- **Job**: Write out the lines below word for word, from the first line through the line containing "vertical label: heat outflow: 流", including that line.

- **Material for the task**:
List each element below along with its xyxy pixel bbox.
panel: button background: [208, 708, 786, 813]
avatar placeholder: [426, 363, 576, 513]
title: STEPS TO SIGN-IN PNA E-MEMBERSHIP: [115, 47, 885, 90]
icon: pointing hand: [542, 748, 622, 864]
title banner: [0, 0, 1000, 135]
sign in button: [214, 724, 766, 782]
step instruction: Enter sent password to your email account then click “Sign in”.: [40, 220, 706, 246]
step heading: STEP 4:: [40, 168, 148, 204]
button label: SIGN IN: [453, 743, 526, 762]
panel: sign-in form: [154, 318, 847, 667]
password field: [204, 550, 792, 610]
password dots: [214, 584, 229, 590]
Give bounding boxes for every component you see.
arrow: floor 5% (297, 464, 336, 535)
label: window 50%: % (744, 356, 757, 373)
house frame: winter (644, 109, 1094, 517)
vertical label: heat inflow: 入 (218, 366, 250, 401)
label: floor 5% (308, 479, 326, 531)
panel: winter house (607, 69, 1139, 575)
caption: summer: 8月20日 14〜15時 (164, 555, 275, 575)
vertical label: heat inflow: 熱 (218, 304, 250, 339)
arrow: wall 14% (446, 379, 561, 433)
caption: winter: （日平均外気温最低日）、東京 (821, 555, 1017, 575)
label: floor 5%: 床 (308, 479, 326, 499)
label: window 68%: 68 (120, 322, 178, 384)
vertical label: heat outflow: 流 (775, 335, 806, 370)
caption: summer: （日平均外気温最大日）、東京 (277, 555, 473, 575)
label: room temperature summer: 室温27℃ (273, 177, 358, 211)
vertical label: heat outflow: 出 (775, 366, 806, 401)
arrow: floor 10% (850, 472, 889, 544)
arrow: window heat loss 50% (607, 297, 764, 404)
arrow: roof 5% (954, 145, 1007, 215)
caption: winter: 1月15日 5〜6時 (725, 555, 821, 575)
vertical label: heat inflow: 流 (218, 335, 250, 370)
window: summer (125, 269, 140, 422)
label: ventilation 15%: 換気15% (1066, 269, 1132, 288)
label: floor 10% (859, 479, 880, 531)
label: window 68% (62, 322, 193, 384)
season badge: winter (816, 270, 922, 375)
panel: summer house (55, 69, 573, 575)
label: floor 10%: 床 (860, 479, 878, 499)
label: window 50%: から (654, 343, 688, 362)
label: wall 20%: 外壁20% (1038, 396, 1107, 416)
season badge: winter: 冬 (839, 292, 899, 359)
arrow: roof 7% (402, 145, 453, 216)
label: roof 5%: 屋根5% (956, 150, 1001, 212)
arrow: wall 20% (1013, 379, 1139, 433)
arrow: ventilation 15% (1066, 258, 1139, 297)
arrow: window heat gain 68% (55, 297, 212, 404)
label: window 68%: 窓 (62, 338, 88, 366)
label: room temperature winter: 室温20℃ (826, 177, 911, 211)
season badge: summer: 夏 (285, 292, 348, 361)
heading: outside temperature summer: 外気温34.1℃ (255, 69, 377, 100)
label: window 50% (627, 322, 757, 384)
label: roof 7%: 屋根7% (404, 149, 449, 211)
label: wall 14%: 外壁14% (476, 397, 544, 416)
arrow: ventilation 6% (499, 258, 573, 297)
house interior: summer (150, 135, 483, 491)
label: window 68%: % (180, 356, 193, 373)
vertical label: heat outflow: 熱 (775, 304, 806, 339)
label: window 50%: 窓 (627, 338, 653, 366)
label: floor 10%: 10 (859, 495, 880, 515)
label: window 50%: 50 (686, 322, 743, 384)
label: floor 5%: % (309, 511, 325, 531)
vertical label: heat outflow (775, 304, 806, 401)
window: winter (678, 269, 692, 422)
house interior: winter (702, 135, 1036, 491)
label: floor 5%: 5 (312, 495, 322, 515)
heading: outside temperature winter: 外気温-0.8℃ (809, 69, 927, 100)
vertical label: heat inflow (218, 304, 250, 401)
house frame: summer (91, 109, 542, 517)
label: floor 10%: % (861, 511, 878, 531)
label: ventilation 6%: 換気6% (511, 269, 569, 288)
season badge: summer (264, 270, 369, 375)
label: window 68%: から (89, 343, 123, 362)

- **Exercise solution**:
List each element below along with its xyxy pixel bbox.
panel: button background: [208, 708, 786, 813]
avatar placeholder: [426, 363, 576, 513]
title: STEPS TO SIGN-IN PNA E-MEMBERSHIP: [115, 47, 885, 90]
icon: pointing hand: [542, 748, 622, 864]
title banner: [0, 0, 1000, 135]
sign in button: [214, 724, 766, 782]
step instruction: Enter sent password to your email account then click “Sign in”.: [40, 220, 706, 246]
step heading: STEP 4:: [40, 168, 148, 204]
button label: SIGN IN: [453, 743, 526, 762]
panel: sign-in form: [154, 318, 847, 667]
password field: [204, 550, 792, 610]
password dots: [214, 584, 229, 590]
Give bounding boxes for every component you see.
arrow: floor 5% (297, 464, 336, 535)
label: window 50%: % (744, 356, 757, 373)
house frame: winter (644, 109, 1094, 517)
vertical label: heat inflow: 入 (218, 366, 250, 401)
label: floor 5% (308, 479, 326, 531)
panel: winter house (607, 69, 1139, 575)
caption: summer: 8月20日 14〜15時 (164, 555, 275, 575)
vertical label: heat inflow: 熱 (218, 304, 250, 339)
arrow: wall 14% (446, 379, 561, 433)
caption: winter: （日平均外気温最低日）、東京 (821, 555, 1017, 575)
label: floor 5%: 床 (308, 479, 326, 499)
label: window 68%: 68 (120, 322, 178, 384)
vertical label: heat outflow: 流 (775, 335, 806, 370)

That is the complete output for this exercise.